Data lines:

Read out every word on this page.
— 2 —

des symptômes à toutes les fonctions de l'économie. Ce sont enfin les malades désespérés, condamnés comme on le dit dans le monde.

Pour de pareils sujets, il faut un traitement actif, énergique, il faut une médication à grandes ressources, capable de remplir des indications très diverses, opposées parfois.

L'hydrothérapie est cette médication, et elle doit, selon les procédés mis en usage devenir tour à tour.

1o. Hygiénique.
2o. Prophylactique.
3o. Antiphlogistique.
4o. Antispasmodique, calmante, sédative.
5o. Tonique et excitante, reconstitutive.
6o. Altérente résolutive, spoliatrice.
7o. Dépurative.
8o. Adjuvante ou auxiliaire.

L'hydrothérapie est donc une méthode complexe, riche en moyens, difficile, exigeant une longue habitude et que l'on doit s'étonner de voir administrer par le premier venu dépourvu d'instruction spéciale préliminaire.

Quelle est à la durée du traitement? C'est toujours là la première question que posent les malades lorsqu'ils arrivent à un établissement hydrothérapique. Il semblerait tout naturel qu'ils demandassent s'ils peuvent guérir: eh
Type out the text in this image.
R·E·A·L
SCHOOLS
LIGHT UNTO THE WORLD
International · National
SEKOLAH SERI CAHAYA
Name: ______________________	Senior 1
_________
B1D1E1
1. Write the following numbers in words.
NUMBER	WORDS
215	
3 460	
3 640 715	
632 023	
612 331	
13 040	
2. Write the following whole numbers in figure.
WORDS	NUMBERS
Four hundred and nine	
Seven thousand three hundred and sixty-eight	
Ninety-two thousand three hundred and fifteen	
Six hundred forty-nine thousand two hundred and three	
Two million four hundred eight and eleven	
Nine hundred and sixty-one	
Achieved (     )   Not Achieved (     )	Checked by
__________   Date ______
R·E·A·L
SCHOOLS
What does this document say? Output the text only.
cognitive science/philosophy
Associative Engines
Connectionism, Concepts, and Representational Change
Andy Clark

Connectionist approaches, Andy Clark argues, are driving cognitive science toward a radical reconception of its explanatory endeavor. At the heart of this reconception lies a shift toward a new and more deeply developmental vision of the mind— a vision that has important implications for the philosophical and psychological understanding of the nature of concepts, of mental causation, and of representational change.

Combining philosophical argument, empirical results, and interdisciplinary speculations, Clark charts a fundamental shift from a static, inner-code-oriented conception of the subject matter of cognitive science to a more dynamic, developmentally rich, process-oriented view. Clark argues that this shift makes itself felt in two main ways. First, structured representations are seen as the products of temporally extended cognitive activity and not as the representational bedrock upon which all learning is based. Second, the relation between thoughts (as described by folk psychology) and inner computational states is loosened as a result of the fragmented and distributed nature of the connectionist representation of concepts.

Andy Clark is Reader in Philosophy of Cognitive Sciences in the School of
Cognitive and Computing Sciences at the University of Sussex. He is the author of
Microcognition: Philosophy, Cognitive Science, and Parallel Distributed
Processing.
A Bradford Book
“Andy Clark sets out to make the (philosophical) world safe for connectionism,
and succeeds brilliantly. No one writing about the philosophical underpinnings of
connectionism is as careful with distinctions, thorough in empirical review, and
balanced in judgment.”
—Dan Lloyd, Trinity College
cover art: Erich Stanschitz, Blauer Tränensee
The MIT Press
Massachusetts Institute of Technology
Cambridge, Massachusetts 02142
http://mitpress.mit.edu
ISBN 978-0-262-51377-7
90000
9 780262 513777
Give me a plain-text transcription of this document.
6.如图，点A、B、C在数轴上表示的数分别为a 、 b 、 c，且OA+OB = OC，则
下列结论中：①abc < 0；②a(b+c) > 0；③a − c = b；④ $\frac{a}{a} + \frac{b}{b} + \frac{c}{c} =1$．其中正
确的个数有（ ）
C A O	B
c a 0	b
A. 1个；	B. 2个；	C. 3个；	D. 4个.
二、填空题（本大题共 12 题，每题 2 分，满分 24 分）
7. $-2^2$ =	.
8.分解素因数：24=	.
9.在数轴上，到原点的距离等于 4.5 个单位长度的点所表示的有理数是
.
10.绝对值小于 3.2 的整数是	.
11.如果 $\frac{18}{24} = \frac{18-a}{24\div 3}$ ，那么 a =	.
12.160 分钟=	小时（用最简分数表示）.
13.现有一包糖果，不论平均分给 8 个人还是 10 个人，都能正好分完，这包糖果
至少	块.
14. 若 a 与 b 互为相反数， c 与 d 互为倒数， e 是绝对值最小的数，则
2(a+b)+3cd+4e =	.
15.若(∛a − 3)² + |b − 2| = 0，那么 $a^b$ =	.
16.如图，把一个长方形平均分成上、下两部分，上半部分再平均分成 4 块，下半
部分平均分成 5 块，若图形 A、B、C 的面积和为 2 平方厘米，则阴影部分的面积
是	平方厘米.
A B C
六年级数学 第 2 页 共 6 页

What to do: Copy every line from the entries that contains the word "hundred".

Solved exercise:
Four hundred and nine	
Seven thousand three hundred and sixty-eight	
Ninety-two thousand three hundred and fifteen	
Six hundred forty-nine thousand two hundred and three	
Two million four hundred eight and eleven	
Nine hundred and sixty-one	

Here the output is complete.